• [EXERCISE GOAL]:
Copy out each line below exactly as it appears.

══ TASK INPUTS

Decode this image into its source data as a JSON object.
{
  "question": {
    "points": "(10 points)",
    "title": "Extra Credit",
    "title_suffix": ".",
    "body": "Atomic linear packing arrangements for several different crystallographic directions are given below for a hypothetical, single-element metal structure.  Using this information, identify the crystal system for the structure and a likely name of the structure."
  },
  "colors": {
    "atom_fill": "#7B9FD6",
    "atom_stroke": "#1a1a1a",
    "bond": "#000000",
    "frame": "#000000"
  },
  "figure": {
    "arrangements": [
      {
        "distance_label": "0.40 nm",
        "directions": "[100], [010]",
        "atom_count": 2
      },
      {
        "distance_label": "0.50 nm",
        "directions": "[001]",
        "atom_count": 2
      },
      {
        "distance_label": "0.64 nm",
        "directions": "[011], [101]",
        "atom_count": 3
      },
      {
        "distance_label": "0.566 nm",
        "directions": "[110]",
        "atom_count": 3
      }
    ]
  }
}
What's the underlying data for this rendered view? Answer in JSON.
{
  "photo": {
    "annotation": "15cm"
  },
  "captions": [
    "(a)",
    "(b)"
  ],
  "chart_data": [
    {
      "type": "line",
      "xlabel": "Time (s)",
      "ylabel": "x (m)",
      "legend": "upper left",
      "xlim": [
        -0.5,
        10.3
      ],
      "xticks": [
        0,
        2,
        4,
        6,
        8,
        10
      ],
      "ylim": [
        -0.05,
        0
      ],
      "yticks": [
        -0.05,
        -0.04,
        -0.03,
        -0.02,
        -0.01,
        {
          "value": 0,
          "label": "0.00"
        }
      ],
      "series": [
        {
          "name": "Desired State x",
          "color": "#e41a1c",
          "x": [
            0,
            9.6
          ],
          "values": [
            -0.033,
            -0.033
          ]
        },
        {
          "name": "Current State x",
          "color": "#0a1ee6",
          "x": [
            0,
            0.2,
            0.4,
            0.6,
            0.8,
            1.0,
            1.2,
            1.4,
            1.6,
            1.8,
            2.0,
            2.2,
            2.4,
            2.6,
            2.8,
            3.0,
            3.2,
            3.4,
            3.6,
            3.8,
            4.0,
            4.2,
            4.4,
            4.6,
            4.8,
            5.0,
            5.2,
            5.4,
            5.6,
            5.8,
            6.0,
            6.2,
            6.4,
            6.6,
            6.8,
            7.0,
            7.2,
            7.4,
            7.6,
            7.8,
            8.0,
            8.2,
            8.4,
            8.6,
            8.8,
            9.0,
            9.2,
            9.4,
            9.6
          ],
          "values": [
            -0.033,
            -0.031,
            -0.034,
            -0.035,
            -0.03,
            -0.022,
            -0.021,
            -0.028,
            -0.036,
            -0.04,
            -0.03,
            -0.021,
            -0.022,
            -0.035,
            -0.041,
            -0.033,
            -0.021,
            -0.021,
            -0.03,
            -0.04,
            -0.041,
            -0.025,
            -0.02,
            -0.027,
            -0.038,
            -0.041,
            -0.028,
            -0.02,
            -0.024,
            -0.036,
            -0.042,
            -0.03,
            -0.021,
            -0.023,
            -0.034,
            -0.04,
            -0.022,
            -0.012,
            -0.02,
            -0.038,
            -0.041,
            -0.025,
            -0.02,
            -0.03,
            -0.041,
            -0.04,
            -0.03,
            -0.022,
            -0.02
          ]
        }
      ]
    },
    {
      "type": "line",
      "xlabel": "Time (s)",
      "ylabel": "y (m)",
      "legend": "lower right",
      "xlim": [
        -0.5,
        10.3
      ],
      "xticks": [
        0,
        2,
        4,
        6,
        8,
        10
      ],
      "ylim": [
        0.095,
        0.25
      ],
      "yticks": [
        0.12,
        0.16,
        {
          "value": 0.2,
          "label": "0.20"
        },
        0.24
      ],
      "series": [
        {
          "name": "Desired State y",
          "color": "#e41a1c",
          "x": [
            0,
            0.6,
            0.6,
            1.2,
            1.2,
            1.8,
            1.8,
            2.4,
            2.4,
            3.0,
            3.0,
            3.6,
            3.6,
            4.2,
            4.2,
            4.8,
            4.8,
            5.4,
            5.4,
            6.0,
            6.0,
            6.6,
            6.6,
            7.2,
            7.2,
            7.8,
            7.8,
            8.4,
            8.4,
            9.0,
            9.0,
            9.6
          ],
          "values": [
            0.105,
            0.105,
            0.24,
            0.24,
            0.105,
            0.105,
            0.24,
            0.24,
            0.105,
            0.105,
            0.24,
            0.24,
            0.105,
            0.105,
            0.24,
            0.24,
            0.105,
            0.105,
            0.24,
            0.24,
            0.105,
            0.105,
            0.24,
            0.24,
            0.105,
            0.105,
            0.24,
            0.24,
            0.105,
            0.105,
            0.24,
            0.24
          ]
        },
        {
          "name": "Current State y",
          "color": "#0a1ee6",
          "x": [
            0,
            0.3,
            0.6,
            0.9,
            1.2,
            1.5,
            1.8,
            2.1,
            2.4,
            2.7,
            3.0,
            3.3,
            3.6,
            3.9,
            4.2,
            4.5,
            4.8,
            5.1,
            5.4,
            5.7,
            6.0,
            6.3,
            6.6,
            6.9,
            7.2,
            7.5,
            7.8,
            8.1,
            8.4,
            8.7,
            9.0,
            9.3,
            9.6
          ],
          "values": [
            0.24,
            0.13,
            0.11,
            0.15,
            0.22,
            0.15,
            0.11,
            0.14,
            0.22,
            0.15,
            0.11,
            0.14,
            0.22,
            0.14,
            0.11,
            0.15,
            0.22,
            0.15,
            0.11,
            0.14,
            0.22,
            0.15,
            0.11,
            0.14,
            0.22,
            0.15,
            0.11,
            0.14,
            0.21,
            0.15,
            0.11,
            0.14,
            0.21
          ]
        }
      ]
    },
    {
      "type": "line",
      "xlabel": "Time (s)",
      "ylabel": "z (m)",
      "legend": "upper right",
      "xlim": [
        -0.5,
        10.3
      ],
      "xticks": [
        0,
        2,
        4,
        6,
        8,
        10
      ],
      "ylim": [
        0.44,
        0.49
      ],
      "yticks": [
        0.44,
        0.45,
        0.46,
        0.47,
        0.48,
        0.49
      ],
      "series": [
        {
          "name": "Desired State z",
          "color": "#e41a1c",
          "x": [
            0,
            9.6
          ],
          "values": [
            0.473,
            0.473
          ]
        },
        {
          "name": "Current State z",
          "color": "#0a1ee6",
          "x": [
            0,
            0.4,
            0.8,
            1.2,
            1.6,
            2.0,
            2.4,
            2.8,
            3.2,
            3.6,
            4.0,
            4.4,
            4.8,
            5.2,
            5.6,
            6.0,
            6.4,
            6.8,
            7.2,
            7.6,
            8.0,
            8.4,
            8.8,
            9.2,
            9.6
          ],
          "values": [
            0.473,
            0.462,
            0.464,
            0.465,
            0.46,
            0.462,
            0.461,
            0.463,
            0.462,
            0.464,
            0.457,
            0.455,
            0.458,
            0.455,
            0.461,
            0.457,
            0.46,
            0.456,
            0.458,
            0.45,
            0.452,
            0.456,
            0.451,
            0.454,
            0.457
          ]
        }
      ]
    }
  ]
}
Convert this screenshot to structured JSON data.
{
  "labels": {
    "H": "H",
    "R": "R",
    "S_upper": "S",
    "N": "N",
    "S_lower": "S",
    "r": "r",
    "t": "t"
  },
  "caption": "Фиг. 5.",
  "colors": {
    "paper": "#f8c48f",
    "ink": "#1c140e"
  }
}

════

• [RESPONSE TO THE TASK]:
Decode this image into its source data as a JSON object.
{
  "question": {
    "points": "(10 points)",
    "title": "Extra Credit",
    "title_suffix": ".",
    "body": "Atomic linear packing arrangements for several different crystallographic directions are given below for a hypothetical, single-element metal structure.  Using this information, identify the crystal system for the structure and a likely name of the structure."
  },
  "colors": {
    "atom_fill": "#7B9FD6",
    "atom_stroke": "#1a1a1a",
    "bond": "#000000",
    "frame": "#000000"
  },
  "figure": {
    "arrangements": [
      {
        "distance_label": "0.40 nm",
        "directions": "[100], [010]",
        "atom_count": 2
      },
      {
        "distance_label": "0.50 nm",
        "directions": "[001]",
        "atom_count": 2
      },
      {
        "distance_label": "0.64 nm",
        "directions": "[011], [101]",
        "atom_count": 3
      },
      {
        "distance_label": "0.566 nm",
        "directions": "[110]",
        "atom_count": 3
      }
    ]
  }
}
What's the underlying data for this rendered view? Answer in JSON.
{
  "photo": {
    "annotation": "15cm"
  },
  "captions": [
    "(a)",
    "(b)"
  ],
  "chart_data": [
    {
      "type": "line",
      "xlabel": "Time (s)",
      "ylabel": "x (m)",
      "legend": "upper left",
      "xlim": [
        -0.5,
        10.3
      ],
      "xticks": [
        0,
        2,
        4,
        6,
        8,
        10
      ],
      "ylim": [
        -0.05,
        0
      ],
      "yticks": [
        -0.05,
        -0.04,
        -0.03,
        -0.02,
        -0.01,
        {
          "value": 0,
          "label": "0.00"
        }
      ],
      "series": [
        {
          "name": "Desired State x",
          "color": "#e41a1c",
          "x": [
            0,
            9.6
          ],
          "values": [
            -0.033,
            -0.033
          ]
        },
        {
          "name": "Current State x",
          "color": "#0a1ee6",
          "x": [
            0,
            0.2,
            0.4,
            0.6,
            0.8,
            1.0,
            1.2,
            1.4,
            1.6,
            1.8,
            2.0,
            2.2,
            2.4,
            2.6,
            2.8,
            3.0,
            3.2,
            3.4,
            3.6,
            3.8,
            4.0,
            4.2,
            4.4,
            4.6,
            4.8,
            5.0,
            5.2,
            5.4,
            5.6,
            5.8,
            6.0,
            6.2,
            6.4,
            6.6,
            6.8,
            7.0,
            7.2,
            7.4,
            7.6,
            7.8,
            8.0,
            8.2,
            8.4,
            8.6,
            8.8,
            9.0,
            9.2,
            9.4,
            9.6
          ],
          "values": [
            -0.033,
            -0.031,
            -0.034,
            -0.035,
            -0.03,
            -0.022,
            -0.021,
            -0.028,
            -0.036,
            -0.04,
            -0.03,
            -0.021,
            -0.022,
            -0.035,
            -0.041,
            -0.033,
            -0.021,
            -0.021,
            -0.03,
            -0.04,
            -0.041,
            -0.025,
            -0.02,
            -0.027,
            -0.038,
            -0.041,
            -0.028,
            -0.02,
            -0.024,
            -0.036,
            -0.042,
            -0.03,
            -0.021,
            -0.023,
            -0.034,
            -0.04,
            -0.022,
            -0.012,
            -0.02,
            -0.038,
            -0.041,
            -0.025,
            -0.02,
            -0.03,
            -0.041,
            -0.04,
            -0.03,
            -0.022,
            -0.02
          ]
        }
      ]
    },
    {
      "type": "line",
      "xlabel": "Time (s)",
      "ylabel": "y (m)",
      "legend": "lower right",
      "xlim": [
        -0.5,
        10.3
      ],
      "xticks": [
        0,
        2,
        4,
        6,
        8,
        10
      ],
      "ylim": [
        0.095,
        0.25
      ],
      "yticks": [
        0.12,
        0.16,
        {
          "value": 0.2,
          "label": "0.20"
        },
        0.24
      ],
      "series": [
        {
          "name": "Desired State y",
          "color": "#e41a1c",
          "x": [
            0,
            0.6,
            0.6,
            1.2,
            1.2,
            1.8,
            1.8,
            2.4,
            2.4,
            3.0,
            3.0,
            3.6,
            3.6,
            4.2,
            4.2,
            4.8,
            4.8,
            5.4,
            5.4,
            6.0,
            6.0,
            6.6,
            6.6,
            7.2,
            7.2,
            7.8,
            7.8,
            8.4,
            8.4,
            9.0,
            9.0,
            9.6
          ],
          "values": [
            0.105,
            0.105,
            0.24,
            0.24,
            0.105,
            0.105,
            0.24,
            0.24,
            0.105,
            0.105,
            0.24,
            0.24,
            0.105,
            0.105,
            0.24,
            0.24,
            0.105,
            0.105,
            0.24,
            0.24,
            0.105,
            0.105,
            0.24,
            0.24,
            0.105,
            0.105,
            0.24,
            0.24,
            0.105,
            0.105,
            0.24,
            0.24
          ]
        },
        {
          "name": "Current State y",
          "color": "#0a1ee6",
          "x": [
            0,
            0.3,
            0.6,
            0.9,
            1.2,
            1.5,
            1.8,
            2.1,
            2.4,
            2.7,
            3.0,
            3.3,
            3.6,
            3.9,
            4.2,
            4.5,
            4.8,
            5.1,
            5.4,
            5.7,
            6.0,
            6.3,
            6.6,
            6.9,
            7.2,
            7.5,
            7.8,
            8.1,
            8.4,
            8.7,
            9.0,
            9.3,
            9.6
          ],
          "values": [
            0.24,
            0.13,
            0.11,
            0.15,
            0.22,
            0.15,
            0.11,
            0.14,
            0.22,
            0.15,
            0.11,
            0.14,
            0.22,
            0.14,
            0.11,
            0.15,
            0.22,
            0.15,
            0.11,
            0.14,
            0.22,
            0.15,
            0.11,
            0.14,
            0.22,
            0.15,
            0.11,
            0.14,
            0.21,
            0.15,
            0.11,
            0.14,
            0.21
          ]
        }
      ]
    },
    {
      "type": "line",
      "xlabel": "Time (s)",
      "ylabel": "z (m)",
      "legend": "upper right",
      "xlim": [
        -0.5,
        10.3
      ],
      "xticks": [
        0,
        2,
        4,
        6,
        8,
        10
      ],
      "ylim": [
        0.44,
        0.49
      ],
      "yticks": [
        0.44,
        0.45,
        0.46,
        0.47,
        0.48,
        0.49
      ],
      "series": [
        {
          "name": "Desired State z",
          "color": "#e41a1c",
          "x": [
            0,
            9.6
          ],
          "values": [
            0.473,
            0.473
          ]
        },
        {
          "name": "Current State z",
          "color": "#0a1ee6",
          "x": [
            0,
            0.4,
            0.8,
            1.2,
            1.6,
            2.0,
            2.4,
            2.8,
            3.2,
            3.6,
            4.0,
            4.4,
            4.8,
            5.2,
            5.6,
            6.0,
            6.4,
            6.8,
            7.2,
            7.6,
            8.0,
            8.4,
            8.8,
            9.2,
            9.6
          ],
          "values": [
            0.473,
            0.462,
            0.464,
            0.465,
            0.46,
            0.462,
            0.461,
            0.463,
            0.462,
            0.464,
            0.457,
            0.455,
            0.458,
            0.455,
            0.461,
            0.457,
            0.46,
            0.456,
            0.458,
            0.45,
            0.452,
            0.456,
            0.451,
            0.454,
            0.457
          ]
        }
      ]
    }
  ]
}
Convert this screenshot to structured JSON data.
{
  "labels": {
    "H": "H",
    "R": "R",
    "S_upper": "S",
    "N": "N",
    "S_lower": "S",
    "r": "r",
    "t": "t"
  },
  "caption": "Фиг. 5.",
  "colors": {
    "paper": "#f8c48f",
    "ink": "#1c140e"
  }
}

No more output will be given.